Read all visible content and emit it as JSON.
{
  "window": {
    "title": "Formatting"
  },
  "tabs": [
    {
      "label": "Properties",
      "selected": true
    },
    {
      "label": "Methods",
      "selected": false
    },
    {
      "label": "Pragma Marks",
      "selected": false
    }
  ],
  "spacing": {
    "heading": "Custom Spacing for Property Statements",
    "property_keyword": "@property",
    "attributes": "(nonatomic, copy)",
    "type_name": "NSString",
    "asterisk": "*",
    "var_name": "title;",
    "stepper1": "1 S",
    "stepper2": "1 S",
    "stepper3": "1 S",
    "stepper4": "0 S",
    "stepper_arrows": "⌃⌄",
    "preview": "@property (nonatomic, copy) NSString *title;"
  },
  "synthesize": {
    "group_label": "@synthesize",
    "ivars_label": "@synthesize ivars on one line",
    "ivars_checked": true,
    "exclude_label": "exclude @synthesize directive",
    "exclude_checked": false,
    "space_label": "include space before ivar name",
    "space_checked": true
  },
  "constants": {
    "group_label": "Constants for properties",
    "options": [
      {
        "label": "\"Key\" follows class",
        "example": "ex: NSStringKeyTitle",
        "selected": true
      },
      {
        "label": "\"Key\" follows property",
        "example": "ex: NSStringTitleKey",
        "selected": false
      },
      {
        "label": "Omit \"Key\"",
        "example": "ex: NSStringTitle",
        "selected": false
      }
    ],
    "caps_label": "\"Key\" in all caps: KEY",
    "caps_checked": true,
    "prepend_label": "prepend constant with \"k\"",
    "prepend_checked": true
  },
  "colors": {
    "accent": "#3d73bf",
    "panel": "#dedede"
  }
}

* What the task asks: Copy all the lines above that hold the string "follows".

* Exercise result:
        "label": "\"Key\" follows class",
        "label": "\"Key\" follows property",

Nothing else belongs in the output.